Your objective → Report only how many lines of the entries below contain the string "rugosa".

Records from a data collection:
========================================
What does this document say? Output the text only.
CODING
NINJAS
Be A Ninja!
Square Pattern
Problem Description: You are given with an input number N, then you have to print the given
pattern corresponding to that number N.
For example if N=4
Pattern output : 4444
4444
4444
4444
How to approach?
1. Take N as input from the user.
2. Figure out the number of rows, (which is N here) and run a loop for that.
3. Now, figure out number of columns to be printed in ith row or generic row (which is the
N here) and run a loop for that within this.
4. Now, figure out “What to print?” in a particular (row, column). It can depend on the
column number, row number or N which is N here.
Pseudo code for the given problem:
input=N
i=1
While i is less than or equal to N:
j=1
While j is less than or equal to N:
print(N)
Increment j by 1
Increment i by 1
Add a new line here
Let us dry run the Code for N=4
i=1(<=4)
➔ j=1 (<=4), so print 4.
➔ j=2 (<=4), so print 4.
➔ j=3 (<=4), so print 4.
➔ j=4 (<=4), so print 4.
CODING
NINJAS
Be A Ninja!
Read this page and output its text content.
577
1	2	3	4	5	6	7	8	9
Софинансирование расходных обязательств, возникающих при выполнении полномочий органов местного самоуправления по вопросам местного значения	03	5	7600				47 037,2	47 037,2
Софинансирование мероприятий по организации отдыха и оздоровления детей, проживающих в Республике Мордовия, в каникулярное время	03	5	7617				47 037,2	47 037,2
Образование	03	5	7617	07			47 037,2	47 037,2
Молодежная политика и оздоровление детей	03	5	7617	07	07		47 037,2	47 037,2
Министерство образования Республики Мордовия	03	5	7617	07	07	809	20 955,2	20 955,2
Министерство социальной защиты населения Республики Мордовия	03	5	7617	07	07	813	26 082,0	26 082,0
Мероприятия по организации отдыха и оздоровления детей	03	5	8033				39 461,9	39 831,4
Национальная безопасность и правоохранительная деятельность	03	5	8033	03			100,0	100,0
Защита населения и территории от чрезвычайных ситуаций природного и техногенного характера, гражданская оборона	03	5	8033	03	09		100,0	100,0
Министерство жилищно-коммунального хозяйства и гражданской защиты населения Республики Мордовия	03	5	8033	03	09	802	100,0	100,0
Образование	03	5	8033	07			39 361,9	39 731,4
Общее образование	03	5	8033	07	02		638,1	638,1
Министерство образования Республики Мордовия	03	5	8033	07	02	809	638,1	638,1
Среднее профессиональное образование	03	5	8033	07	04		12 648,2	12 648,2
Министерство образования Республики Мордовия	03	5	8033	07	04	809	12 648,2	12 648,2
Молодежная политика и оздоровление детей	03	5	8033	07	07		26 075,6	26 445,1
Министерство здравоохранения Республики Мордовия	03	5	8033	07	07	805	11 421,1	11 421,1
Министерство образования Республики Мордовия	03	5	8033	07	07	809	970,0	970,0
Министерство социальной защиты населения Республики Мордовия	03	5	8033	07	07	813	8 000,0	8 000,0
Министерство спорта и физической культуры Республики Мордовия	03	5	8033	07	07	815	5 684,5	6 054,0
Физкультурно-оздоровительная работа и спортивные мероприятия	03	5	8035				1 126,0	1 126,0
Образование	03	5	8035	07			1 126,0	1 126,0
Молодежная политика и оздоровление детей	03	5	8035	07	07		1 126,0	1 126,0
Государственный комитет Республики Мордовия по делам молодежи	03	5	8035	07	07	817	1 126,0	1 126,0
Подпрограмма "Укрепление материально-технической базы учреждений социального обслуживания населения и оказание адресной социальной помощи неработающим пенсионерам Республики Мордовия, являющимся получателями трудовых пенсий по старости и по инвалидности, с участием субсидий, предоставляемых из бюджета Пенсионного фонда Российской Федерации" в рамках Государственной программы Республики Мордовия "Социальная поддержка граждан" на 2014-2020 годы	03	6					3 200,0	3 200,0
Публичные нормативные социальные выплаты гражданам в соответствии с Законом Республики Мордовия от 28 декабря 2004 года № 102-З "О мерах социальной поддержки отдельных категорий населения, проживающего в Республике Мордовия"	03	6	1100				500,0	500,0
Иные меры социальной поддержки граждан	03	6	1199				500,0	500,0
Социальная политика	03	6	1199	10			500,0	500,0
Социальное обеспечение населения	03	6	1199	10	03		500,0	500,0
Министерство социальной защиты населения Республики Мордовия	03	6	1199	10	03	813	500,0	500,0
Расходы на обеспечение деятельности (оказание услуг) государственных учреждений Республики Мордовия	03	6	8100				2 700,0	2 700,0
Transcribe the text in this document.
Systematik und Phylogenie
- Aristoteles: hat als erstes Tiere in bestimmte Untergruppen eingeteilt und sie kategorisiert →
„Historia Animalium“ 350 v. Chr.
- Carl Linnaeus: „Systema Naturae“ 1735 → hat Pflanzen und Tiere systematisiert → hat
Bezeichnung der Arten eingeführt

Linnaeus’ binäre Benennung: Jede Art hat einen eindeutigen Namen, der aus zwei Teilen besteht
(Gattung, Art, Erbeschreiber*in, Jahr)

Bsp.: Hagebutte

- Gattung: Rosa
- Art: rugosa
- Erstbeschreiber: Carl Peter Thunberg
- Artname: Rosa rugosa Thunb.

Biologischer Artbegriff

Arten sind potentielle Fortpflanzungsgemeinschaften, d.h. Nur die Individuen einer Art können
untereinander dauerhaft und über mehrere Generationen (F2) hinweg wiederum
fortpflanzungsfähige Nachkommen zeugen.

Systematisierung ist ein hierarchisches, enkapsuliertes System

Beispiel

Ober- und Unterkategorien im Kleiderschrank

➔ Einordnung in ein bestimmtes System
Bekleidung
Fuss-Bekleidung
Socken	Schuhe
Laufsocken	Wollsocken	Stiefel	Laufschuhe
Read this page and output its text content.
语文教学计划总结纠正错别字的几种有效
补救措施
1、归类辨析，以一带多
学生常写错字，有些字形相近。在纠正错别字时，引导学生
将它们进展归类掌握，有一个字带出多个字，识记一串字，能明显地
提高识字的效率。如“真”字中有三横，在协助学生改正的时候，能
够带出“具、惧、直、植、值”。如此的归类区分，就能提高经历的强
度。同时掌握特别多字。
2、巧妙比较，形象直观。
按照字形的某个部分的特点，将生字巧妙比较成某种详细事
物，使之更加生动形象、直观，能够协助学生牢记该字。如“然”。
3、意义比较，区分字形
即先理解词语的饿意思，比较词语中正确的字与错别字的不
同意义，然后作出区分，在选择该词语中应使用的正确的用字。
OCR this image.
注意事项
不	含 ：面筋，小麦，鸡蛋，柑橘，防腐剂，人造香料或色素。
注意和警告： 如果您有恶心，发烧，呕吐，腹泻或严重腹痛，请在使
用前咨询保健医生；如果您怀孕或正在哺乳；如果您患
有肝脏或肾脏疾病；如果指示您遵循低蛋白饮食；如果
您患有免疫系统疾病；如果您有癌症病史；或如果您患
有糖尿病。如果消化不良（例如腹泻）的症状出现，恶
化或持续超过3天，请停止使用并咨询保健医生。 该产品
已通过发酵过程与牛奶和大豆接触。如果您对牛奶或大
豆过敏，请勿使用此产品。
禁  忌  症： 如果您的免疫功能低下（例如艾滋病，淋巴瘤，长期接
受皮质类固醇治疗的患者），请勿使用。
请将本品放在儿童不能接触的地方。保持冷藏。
========================================
Response to this task → 2